Reproduce the records below exactly, leaving out any pictures.

Records supplied:
----
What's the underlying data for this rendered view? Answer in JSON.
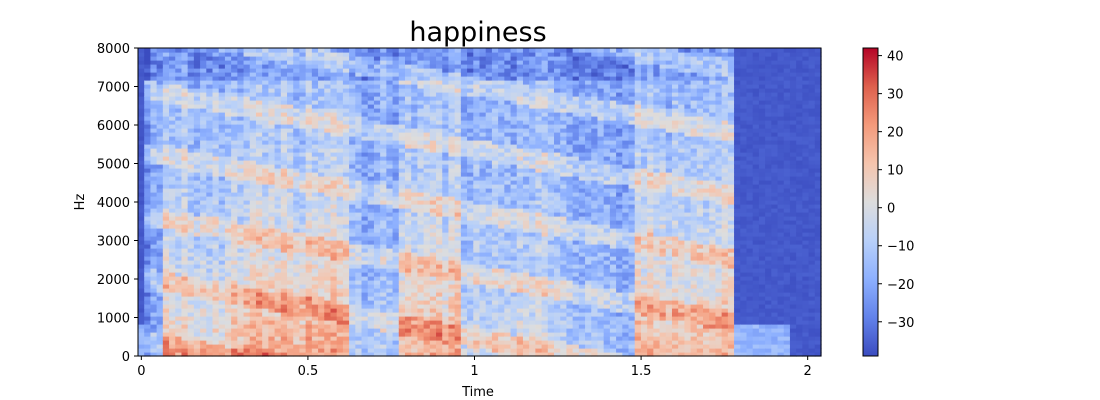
{
  "chart_data": {
    "type": "heatmap",
    "title": "happiness",
    "xlabel": "Time",
    "ylabel": "Hz",
    "xlim": [
      -0.01,
      2.04
    ],
    "ylim": [
      0,
      8000
    ],
    "x_ticks": [
      0,
      0.5,
      1,
      1.5,
      2
    ],
    "x_tick_labels": [
      "0",
      "0.5",
      "1",
      "1.5",
      "2"
    ],
    "y_ticks": [
      0,
      1000,
      2000,
      3000,
      4000,
      5000,
      6000,
      7000,
      8000
    ],
    "y_tick_labels": [
      "0",
      "1000",
      "2000",
      "3000",
      "4000",
      "5000",
      "6000",
      "7000",
      "8000"
    ],
    "colorbar": {
      "colormap": "coolwarm",
      "min": -39,
      "max": 42,
      "ticks": [
        40,
        30,
        20,
        10,
        0,
        -10,
        -20,
        -30
      ],
      "tick_labels": [
        "40",
        "30",
        "20",
        "10",
        "0",
        "−10",
        "−20",
        "−30"
      ]
    },
    "grid": false,
    "segments": [
      {
        "t_start": 0.0,
        "t_end": 0.06,
        "level": -22
      },
      {
        "t_start": 0.06,
        "t_end": 0.27,
        "level": 12
      },
      {
        "t_start": 0.27,
        "t_end": 0.62,
        "level": 22
      },
      {
        "t_start": 0.62,
        "t_end": 0.77,
        "level": -8
      },
      {
        "t_start": 0.77,
        "t_end": 0.95,
        "level": 20
      },
      {
        "t_start": 0.95,
        "t_end": 1.22,
        "level": 2
      },
      {
        "t_start": 1.22,
        "t_end": 1.38,
        "level": -4
      },
      {
        "t_start": 1.38,
        "t_end": 1.49,
        "level": -12
      },
      {
        "t_start": 1.49,
        "t_end": 1.77,
        "level": 18
      },
      {
        "t_start": 1.77,
        "t_end": 2.04,
        "level": -35
      }
    ]
  }
}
----
Correct response:
What's the underlying data for this rendered view? Answer in JSON.
{
  "chart_data": {
    "type": "heatmap",
    "title": "happiness",
    "xlabel": "Time",
    "ylabel": "Hz",
    "xlim": [
      -0.01,
      2.04
    ],
    "ylim": [
      0,
      8000
    ],
    "x_ticks": [
      0,
      0.5,
      1,
      1.5,
      2
    ],
    "x_tick_labels": [
      "0",
      "0.5",
      "1",
      "1.5",
      "2"
    ],
    "y_ticks": [
      0,
      1000,
      2000,
      3000,
      4000,
      5000,
      6000,
      7000,
      8000
    ],
    "y_tick_labels": [
      "0",
      "1000",
      "2000",
      "3000",
      "4000",
      "5000",
      "6000",
      "7000",
      "8000"
    ],
    "colorbar": {
      "colormap": "coolwarm",
      "min": -39,
      "max": 42,
      "ticks": [
        40,
        30,
        20,
        10,
        0,
        -10,
        -20,
        -30
      ],
      "tick_labels": [
        "40",
        "30",
        "20",
        "10",
        "0",
        "−10",
        "−20",
        "−30"
      ]
    },
    "grid": false,
    "segments": [
      {
        "t_start": 0.0,
        "t_end": 0.06,
        "level": -22
      },
      {
        "t_start": 0.06,
        "t_end": 0.27,
        "level": 12
      },
      {
        "t_start": 0.27,
        "t_end": 0.62,
        "level": 22
      },
      {
        "t_start": 0.62,
        "t_end": 0.77,
        "level": -8
      },
      {
        "t_start": 0.77,
        "t_end": 0.95,
        "level": 20
      },
      {
        "t_start": 0.95,
        "t_end": 1.22,
        "level": 2
      },
      {
        "t_start": 1.22,
        "t_end": 1.38,
        "level": -4
      },
      {
        "t_start": 1.38,
        "t_end": 1.49,
        "level": -12
      },
      {
        "t_start": 1.49,
        "t_end": 1.77,
        "level": 18
      },
      {
        "t_start": 1.77,
        "t_end": 2.04,
        "level": -35
      }
    ]
  }
}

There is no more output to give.